### TO DO:
Write out every entry, unchanged. Skip any picture.

### DATASET RECORDS:
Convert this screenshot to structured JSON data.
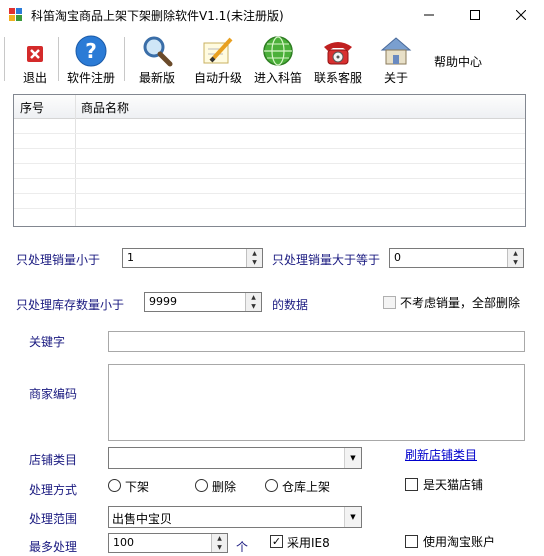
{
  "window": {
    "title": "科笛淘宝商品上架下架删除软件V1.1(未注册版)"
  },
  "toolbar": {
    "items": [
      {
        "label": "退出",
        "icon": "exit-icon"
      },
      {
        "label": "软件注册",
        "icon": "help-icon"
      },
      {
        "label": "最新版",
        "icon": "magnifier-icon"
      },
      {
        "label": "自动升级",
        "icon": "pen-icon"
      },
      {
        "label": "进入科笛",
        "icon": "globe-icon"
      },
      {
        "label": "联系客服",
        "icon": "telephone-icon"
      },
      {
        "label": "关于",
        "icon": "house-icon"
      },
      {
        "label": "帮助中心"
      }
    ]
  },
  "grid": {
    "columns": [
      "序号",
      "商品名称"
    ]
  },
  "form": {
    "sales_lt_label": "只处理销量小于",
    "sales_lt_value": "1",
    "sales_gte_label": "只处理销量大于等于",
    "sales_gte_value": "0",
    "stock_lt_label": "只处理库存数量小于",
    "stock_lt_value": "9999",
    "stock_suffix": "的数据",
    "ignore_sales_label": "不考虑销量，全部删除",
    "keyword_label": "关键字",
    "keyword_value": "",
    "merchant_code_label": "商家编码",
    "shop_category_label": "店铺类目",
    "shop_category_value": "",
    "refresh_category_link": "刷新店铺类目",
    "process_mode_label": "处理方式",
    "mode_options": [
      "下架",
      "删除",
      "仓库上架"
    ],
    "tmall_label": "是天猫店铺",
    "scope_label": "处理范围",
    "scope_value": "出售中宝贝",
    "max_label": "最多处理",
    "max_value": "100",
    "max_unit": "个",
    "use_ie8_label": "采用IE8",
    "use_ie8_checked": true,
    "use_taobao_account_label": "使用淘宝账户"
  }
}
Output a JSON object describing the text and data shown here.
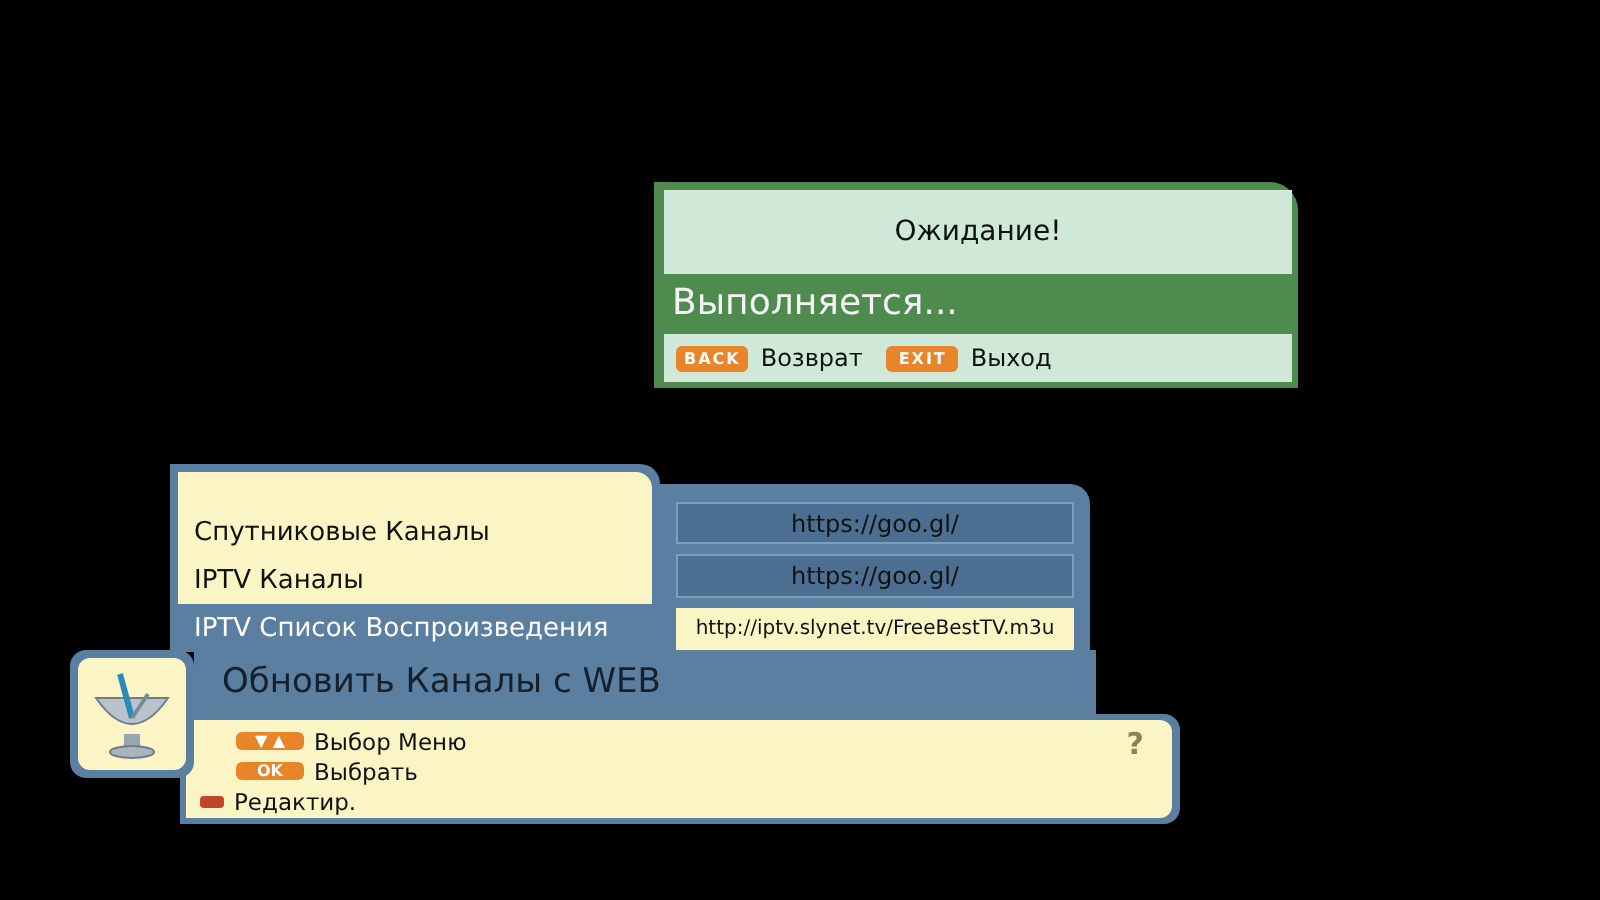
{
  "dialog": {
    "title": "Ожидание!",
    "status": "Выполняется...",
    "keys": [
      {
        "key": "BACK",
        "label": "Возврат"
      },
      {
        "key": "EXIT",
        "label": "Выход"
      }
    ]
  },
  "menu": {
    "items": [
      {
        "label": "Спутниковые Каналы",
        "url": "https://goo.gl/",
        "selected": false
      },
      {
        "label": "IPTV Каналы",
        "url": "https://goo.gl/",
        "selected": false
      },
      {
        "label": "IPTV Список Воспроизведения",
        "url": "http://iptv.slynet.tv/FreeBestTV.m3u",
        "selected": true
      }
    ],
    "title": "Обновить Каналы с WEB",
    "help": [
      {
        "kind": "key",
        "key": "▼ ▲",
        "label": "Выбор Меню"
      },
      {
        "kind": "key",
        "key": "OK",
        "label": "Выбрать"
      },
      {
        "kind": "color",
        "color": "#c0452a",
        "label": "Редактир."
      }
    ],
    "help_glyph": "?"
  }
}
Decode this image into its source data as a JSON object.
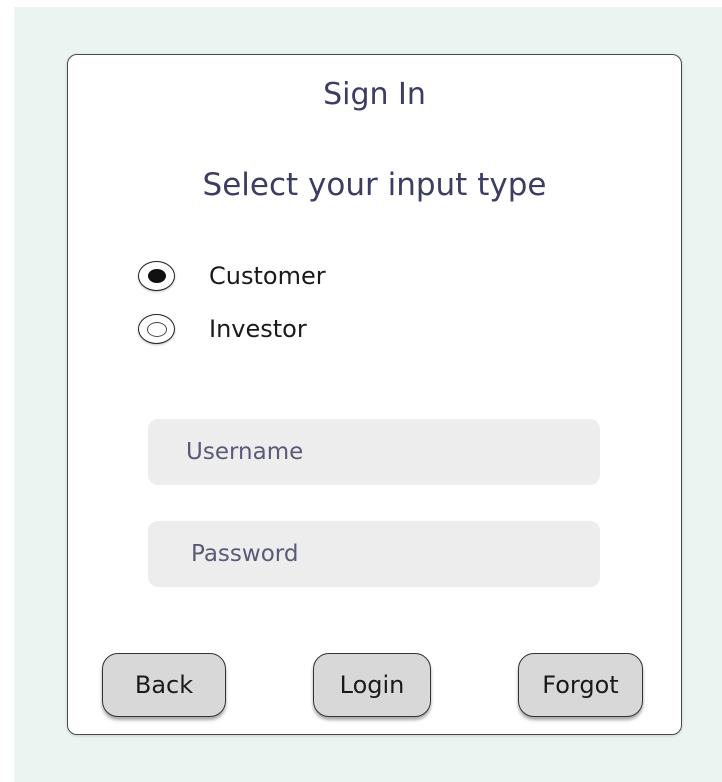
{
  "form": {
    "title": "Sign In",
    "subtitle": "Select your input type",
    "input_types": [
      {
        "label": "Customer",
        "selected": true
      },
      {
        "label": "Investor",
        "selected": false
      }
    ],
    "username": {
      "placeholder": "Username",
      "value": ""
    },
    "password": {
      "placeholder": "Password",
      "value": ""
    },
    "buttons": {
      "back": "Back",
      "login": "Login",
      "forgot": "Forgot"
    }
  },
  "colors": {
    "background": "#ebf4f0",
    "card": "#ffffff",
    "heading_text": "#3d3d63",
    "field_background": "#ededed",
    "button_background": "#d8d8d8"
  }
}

### FULL ANSWER:
Convert this screenshot to structured JSON data.
{
  "window": {
    "title": "科笛淘宝商品上架下架删除软件V1.1(未注册版)"
  },
  "toolbar": {
    "items": [
      {
        "label": "退出",
        "icon": "exit-icon"
      },
      {
        "label": "软件注册",
        "icon": "help-icon"
      },
      {
        "label": "最新版",
        "icon": "magnifier-icon"
      },
      {
        "label": "自动升级",
        "icon": "pen-icon"
      },
      {
        "label": "进入科笛",
        "icon": "globe-icon"
      },
      {
        "label": "联系客服",
        "icon": "telephone-icon"
      },
      {
        "label": "关于",
        "icon": "house-icon"
      },
      {
        "label": "帮助中心"
      }
    ]
  },
  "grid": {
    "columns": [
      "序号",
      "商品名称"
    ]
  },
  "form": {
    "sales_lt_label": "只处理销量小于",
    "sales_lt_value": "1",
    "sales_gte_label": "只处理销量大于等于",
    "sales_gte_value": "0",
    "stock_lt_label": "只处理库存数量小于",
    "stock_lt_value": "9999",
    "stock_suffix": "的数据",
    "ignore_sales_label": "不考虑销量，全部删除",
    "keyword_label": "关键字",
    "keyword_value": "",
    "merchant_code_label": "商家编码",
    "shop_category_label": "店铺类目",
    "shop_category_value": "",
    "refresh_category_link": "刷新店铺类目",
    "process_mode_label": "处理方式",
    "mode_options": [
      "下架",
      "删除",
      "仓库上架"
    ],
    "tmall_label": "是天猫店铺",
    "scope_label": "处理范围",
    "scope_value": "出售中宝贝",
    "max_label": "最多处理",
    "max_value": "100",
    "max_unit": "个",
    "use_ie8_label": "采用IE8",
    "use_ie8_checked": true,
    "use_taobao_account_label": "使用淘宝账户"
  }
}
Output a JSON object describing the text and data shown here.
{
  "dialog": {
    "title": "Ожидание!",
    "status": "Выполняется...",
    "keys": [
      {
        "key": "BACK",
        "label": "Возврат"
      },
      {
        "key": "EXIT",
        "label": "Выход"
      }
    ]
  },
  "menu": {
    "items": [
      {
        "label": "Спутниковые Каналы",
        "url": "https://goo.gl/",
        "selected": false
      },
      {
        "label": "IPTV Каналы",
        "url": "https://goo.gl/",
        "selected": false
      },
      {
        "label": "IPTV Список Воспроизведения",
        "url": "http://iptv.slynet.tv/FreeBestTV.m3u",
        "selected": true
      }
    ],
    "title": "Обновить Каналы с WEB",
    "help": [
      {
        "kind": "key",
        "key": "▼ ▲",
        "label": "Выбор Меню"
      },
      {
        "kind": "key",
        "key": "OK",
        "label": "Выбрать"
      },
      {
        "kind": "color",
        "color": "#c0452a",
        "label": "Редактир."
      }
    ],
    "help_glyph": "?"
  }
}
Decode this image into its source data as a JSON object.
{
  "form": {
    "title": "Sign In",
    "subtitle": "Select your input type",
    "input_types": [
      {
        "label": "Customer",
        "selected": true
      },
      {
        "label": "Investor",
        "selected": false
      }
    ],
    "username": {
      "placeholder": "Username",
      "value": ""
    },
    "password": {
      "placeholder": "Password",
      "value": ""
    },
    "buttons": {
      "back": "Back",
      "login": "Login",
      "forgot": "Forgot"
    }
  },
  "colors": {
    "background": "#ebf4f0",
    "card": "#ffffff",
    "heading_text": "#3d3d63",
    "field_background": "#ededed",
    "button_background": "#d8d8d8"
  }
}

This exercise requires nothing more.